Objective> Output the full listing below exactly, without the pictures.

━━━ Information supplied ━━━

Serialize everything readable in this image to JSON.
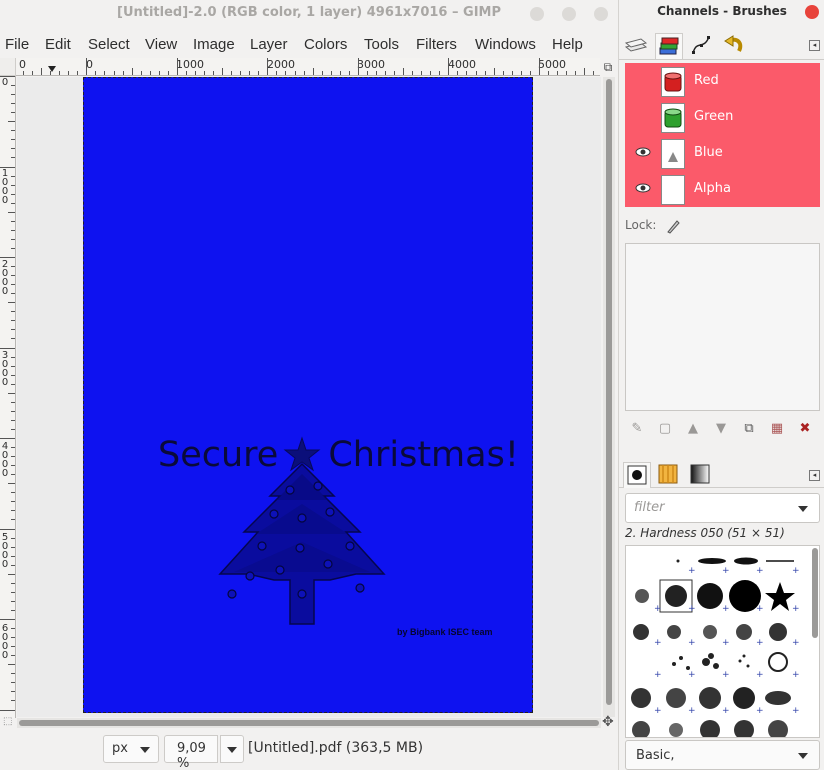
{
  "main_window": {
    "title": "[Untitled]-2.0 (RGB color, 1 layer) 4961x7016 – GIMP",
    "menu": [
      "File",
      "Edit",
      "Select",
      "View",
      "Image",
      "Layer",
      "Colors",
      "Tools",
      "Filters",
      "Windows",
      "Help"
    ]
  },
  "rulers": {
    "horizontal_labels": [
      "0",
      "0",
      "1000",
      "2000",
      "3000",
      "4000",
      "5000"
    ],
    "vertical_labels": [
      "0",
      "1\n0\n0\n0",
      "2\n0\n0\n0",
      "3\n0\n0\n0",
      "4\n0\n0\n0",
      "5\n0\n0\n0",
      "6\n0\n0\n0"
    ]
  },
  "document": {
    "background_color": "#0e12f0",
    "title_left": "Secure",
    "title_right": "Christmas!",
    "credit": "by Bigbank ISEC team"
  },
  "statusbar": {
    "unit": "px",
    "zoom": "9,09 %",
    "info": "[Untitled].pdf (363,5 MB)"
  },
  "dock": {
    "title": "Channels - Brushes",
    "channels": [
      {
        "name": "Red",
        "visible": false,
        "thumb_color": "#e02020"
      },
      {
        "name": "Green",
        "visible": false,
        "thumb_color": "#33a033"
      },
      {
        "name": "Blue",
        "visible": true,
        "thumb_color": "#ffffff"
      },
      {
        "name": "Alpha",
        "visible": true,
        "thumb_color": "#ffffff"
      }
    ],
    "channel_highlight_color": "#fb5a6a",
    "lock_label": "Lock:",
    "brush_filter_placeholder": "filter",
    "brush_name": "2. Hardness 050 (51 × 51)",
    "brush_preset": "Basic,"
  }
}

━━━

Response to the task>
Serialize everything readable in this image to JSON.
{
  "main_window": {
    "title": "[Untitled]-2.0 (RGB color, 1 layer) 4961x7016 – GIMP",
    "menu": [
      "File",
      "Edit",
      "Select",
      "View",
      "Image",
      "Layer",
      "Colors",
      "Tools",
      "Filters",
      "Windows",
      "Help"
    ]
  },
  "rulers": {
    "horizontal_labels": [
      "0",
      "0",
      "1000",
      "2000",
      "3000",
      "4000",
      "5000"
    ],
    "vertical_labels": [
      "0",
      "1\n0\n0\n0",
      "2\n0\n0\n0",
      "3\n0\n0\n0",
      "4\n0\n0\n0",
      "5\n0\n0\n0",
      "6\n0\n0\n0"
    ]
  },
  "document": {
    "background_color": "#0e12f0",
    "title_left": "Secure",
    "title_right": "Christmas!",
    "credit": "by Bigbank ISEC team"
  },
  "statusbar": {
    "unit": "px",
    "zoom": "9,09 %",
    "info": "[Untitled].pdf (363,5 MB)"
  },
  "dock": {
    "title": "Channels - Brushes",
    "channels": [
      {
        "name": "Red",
        "visible": false,
        "thumb_color": "#e02020"
      },
      {
        "name": "Green",
        "visible": false,
        "thumb_color": "#33a033"
      },
      {
        "name": "Blue",
        "visible": true,
        "thumb_color": "#ffffff"
      },
      {
        "name": "Alpha",
        "visible": true,
        "thumb_color": "#ffffff"
      }
    ],
    "channel_highlight_color": "#fb5a6a",
    "lock_label": "Lock:",
    "brush_filter_placeholder": "filter",
    "brush_name": "2. Hardness 050 (51 × 51)",
    "brush_preset": "Basic,"
  }
}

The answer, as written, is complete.